> **Set problem**:
Read the listing below and copy out every line that holds "عليه".

> **Material for this exercise**:
******
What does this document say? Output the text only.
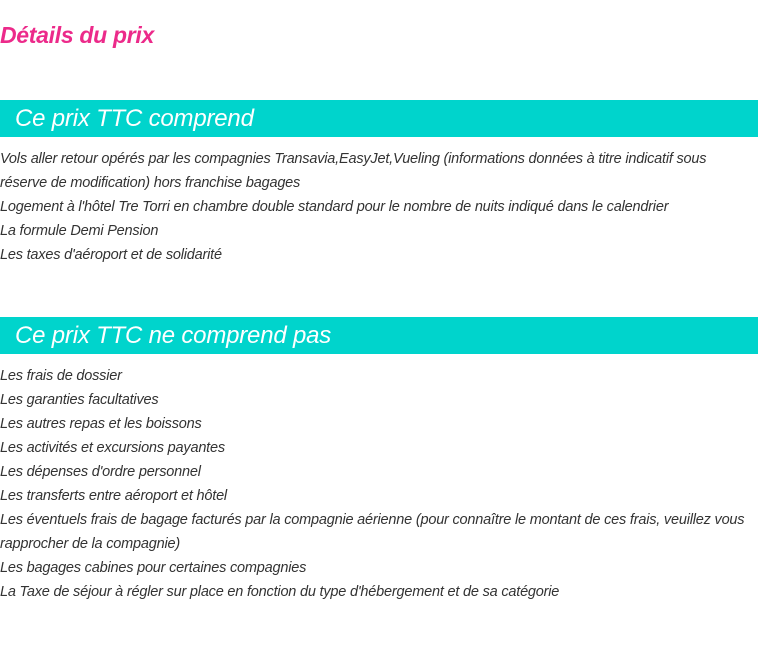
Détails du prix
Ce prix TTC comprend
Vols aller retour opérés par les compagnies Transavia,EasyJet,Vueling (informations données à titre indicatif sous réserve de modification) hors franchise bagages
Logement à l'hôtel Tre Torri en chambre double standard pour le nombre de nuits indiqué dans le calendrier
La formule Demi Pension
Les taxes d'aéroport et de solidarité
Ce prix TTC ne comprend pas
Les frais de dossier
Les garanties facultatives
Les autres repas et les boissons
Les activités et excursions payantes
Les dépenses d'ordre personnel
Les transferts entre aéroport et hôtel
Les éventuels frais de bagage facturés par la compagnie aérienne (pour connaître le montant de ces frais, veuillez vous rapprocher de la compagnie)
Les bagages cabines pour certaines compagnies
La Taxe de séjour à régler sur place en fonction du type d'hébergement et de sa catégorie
******
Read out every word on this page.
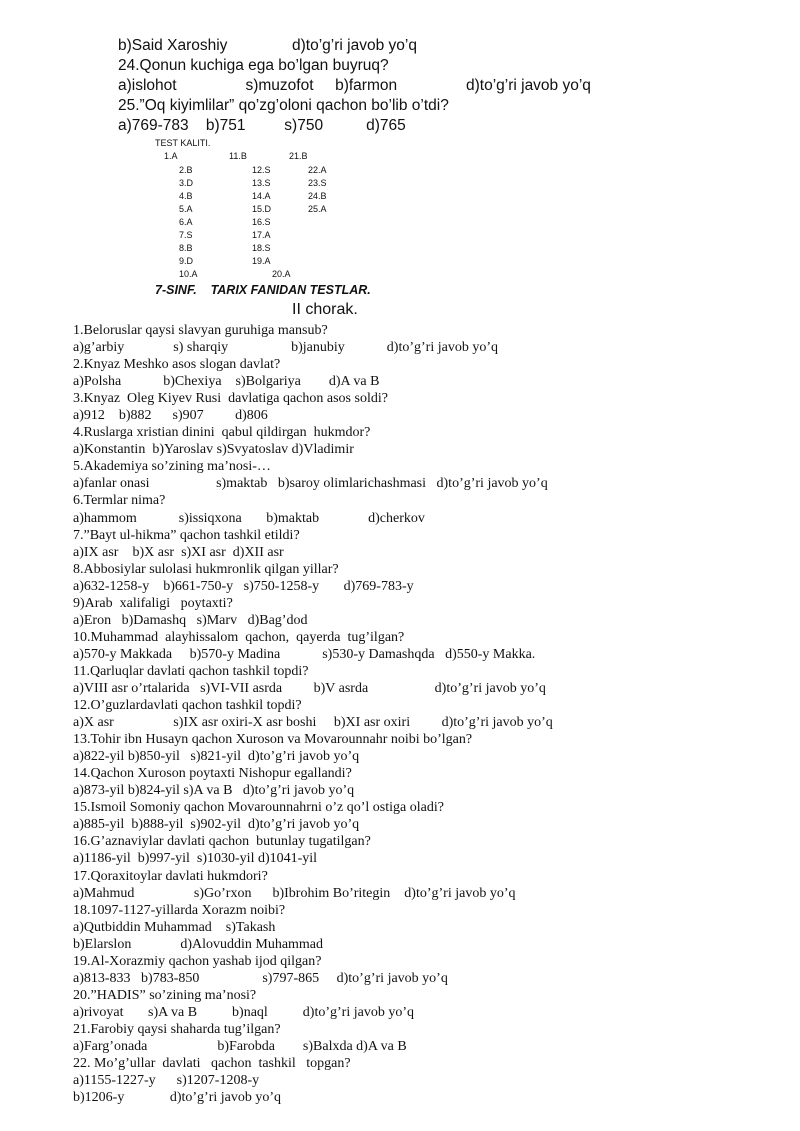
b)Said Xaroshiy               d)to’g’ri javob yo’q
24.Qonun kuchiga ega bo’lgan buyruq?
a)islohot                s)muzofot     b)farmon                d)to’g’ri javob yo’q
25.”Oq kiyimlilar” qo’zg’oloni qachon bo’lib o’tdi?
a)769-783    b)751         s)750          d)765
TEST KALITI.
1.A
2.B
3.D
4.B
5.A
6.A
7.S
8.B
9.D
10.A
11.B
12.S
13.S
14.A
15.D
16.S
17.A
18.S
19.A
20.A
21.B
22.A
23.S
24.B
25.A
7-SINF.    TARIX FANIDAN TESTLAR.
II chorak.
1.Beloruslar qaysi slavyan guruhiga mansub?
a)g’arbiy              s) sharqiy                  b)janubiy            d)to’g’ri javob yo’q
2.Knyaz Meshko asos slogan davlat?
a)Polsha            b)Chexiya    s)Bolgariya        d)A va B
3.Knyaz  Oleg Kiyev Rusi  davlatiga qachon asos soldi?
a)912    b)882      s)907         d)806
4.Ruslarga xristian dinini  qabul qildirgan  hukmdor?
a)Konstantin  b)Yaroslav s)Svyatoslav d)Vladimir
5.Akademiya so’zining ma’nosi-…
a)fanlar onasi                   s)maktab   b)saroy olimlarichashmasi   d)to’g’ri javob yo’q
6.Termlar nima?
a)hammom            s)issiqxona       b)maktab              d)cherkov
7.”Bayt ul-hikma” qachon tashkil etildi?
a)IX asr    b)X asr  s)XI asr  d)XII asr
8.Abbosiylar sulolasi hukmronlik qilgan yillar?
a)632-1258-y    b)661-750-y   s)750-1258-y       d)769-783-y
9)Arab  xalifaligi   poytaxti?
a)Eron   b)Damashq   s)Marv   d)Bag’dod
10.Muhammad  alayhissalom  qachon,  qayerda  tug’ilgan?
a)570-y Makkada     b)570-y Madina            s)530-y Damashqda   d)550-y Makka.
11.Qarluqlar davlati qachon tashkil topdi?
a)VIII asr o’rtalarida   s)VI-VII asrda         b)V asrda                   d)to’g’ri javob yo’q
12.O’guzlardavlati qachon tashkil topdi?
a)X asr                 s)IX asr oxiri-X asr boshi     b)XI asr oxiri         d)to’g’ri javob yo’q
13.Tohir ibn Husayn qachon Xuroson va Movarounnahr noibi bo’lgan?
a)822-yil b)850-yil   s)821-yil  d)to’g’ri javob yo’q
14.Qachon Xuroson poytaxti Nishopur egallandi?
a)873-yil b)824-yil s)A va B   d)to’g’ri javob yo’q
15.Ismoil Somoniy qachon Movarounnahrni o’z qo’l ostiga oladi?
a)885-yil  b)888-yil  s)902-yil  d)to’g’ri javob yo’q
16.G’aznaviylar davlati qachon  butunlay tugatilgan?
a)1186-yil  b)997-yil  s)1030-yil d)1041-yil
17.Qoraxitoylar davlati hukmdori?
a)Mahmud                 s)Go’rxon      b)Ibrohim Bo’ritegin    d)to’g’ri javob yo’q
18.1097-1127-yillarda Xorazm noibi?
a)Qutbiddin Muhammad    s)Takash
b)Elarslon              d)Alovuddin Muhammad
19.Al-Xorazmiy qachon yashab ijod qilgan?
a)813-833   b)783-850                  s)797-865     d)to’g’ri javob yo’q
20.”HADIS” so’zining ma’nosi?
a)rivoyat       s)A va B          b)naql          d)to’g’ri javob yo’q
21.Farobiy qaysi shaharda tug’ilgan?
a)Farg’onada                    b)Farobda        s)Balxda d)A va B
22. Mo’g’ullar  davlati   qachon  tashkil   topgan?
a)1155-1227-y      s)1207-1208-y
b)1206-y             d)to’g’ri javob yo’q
******
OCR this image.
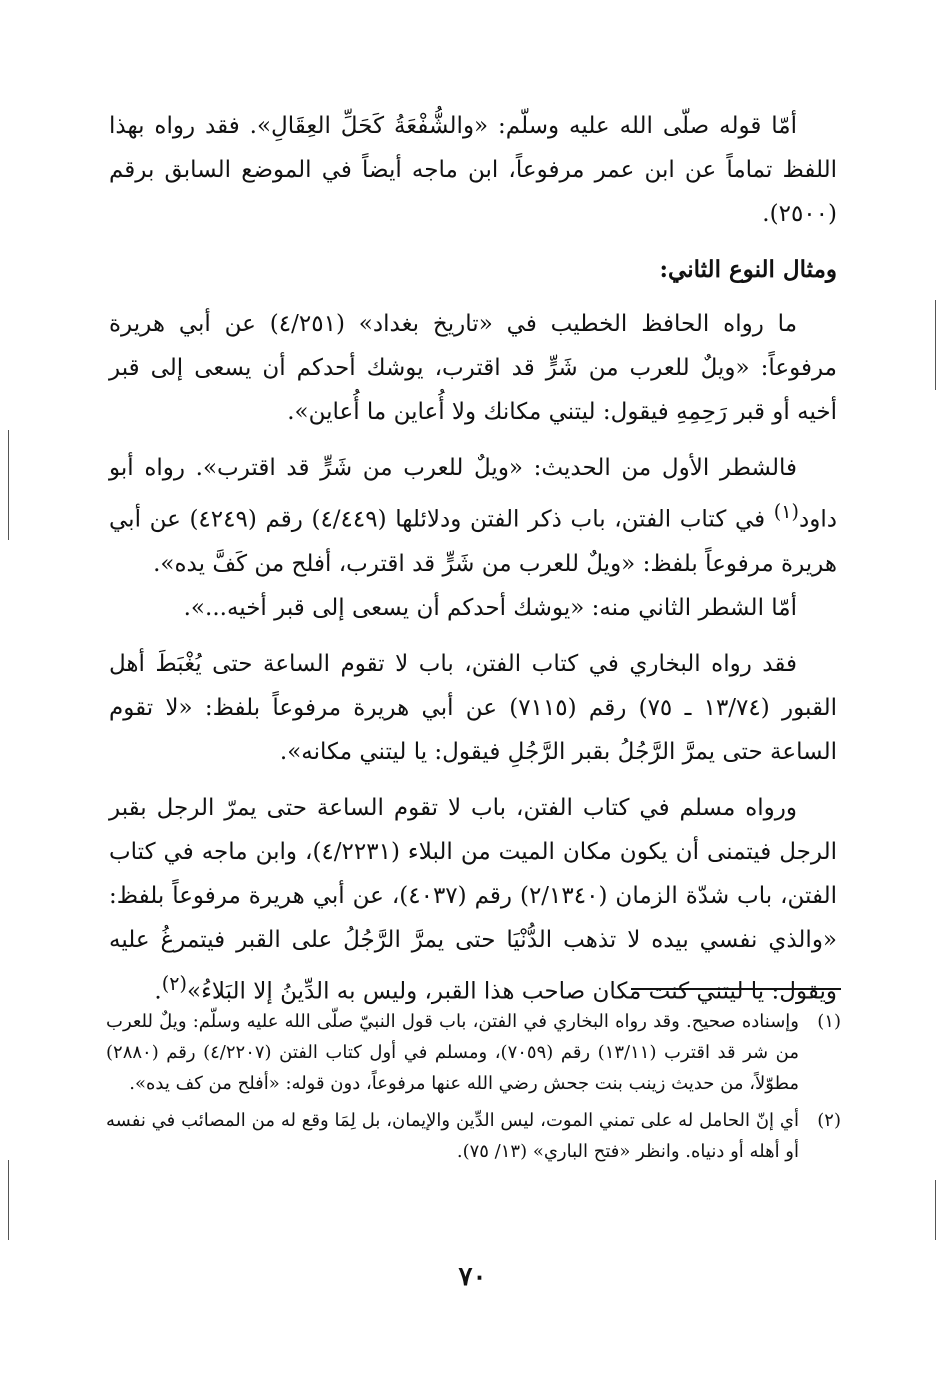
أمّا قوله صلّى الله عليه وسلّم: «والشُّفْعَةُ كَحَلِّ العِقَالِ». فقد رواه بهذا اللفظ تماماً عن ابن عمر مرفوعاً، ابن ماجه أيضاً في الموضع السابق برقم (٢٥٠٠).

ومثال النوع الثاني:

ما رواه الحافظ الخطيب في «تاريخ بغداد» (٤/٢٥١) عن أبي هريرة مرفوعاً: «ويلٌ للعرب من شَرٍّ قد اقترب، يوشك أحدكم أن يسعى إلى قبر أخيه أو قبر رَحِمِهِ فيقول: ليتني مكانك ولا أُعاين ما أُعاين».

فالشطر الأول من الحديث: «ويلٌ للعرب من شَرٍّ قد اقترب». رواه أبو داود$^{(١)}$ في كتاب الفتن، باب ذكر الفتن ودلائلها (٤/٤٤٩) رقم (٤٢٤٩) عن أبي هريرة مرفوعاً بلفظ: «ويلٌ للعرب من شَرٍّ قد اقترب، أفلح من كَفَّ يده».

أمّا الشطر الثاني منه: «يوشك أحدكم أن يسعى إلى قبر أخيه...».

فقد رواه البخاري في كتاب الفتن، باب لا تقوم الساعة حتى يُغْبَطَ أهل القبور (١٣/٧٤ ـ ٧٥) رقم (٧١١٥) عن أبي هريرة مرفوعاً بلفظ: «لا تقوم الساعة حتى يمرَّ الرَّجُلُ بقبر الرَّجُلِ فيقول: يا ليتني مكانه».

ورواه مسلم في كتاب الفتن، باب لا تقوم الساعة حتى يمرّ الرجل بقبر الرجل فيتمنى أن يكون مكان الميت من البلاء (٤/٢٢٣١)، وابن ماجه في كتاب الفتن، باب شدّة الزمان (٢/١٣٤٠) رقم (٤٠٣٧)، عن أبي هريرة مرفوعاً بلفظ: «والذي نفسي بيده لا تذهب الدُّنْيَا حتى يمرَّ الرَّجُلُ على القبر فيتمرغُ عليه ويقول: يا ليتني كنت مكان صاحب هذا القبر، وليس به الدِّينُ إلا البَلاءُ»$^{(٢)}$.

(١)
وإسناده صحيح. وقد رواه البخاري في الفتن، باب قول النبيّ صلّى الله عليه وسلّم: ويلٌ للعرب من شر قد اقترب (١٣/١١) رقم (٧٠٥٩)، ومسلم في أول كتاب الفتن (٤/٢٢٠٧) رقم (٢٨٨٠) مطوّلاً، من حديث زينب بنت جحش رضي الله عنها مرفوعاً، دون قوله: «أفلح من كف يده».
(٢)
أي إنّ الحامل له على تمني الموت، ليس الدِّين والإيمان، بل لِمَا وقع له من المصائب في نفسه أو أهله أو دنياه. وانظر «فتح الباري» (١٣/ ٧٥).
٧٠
******
> **Answer to the task**:
أمّا قوله صلّى الله عليه وسلّم: «والشُّفْعَةُ كَحَلِّ العِقَالِ». فقد رواه بهذا اللفظ تماماً عن ابن عمر مرفوعاً، ابن ماجه أيضاً في الموضع السابق برقم (٢٥٠٠).
ورواه مسلم في كتاب الفتن، باب لا تقوم الساعة حتى يمرّ الرجل بقبر الرجل فيتمنى أن يكون مكان الميت من البلاء (٤/٢٢٣١)، وابن ماجه في كتاب الفتن، باب شدّة الزمان (٢/١٣٤٠) رقم (٤٠٣٧)، عن أبي هريرة مرفوعاً بلفظ: «والذي نفسي بيده لا تذهب الدُّنْيَا حتى يمرَّ الرَّجُلُ على القبر فيتمرغُ عليه ويقول: يا ليتني كنت مكان صاحب هذا القبر، وليس به الدِّينُ إلا البَلاءُ»$^{(٢)}$.
وإسناده صحيح. وقد رواه البخاري في الفتن، باب قول النبيّ صلّى الله عليه وسلّم: ويلٌ للعرب من شر قد اقترب (١٣/١١) رقم (٧٠٥٩)، ومسلم في أول كتاب الفتن (٤/٢٢٠٧) رقم (٢٨٨٠) مطوّلاً، من حديث زينب بنت جحش رضي الله عنها مرفوعاً، دون قوله: «أفلح من كف يده».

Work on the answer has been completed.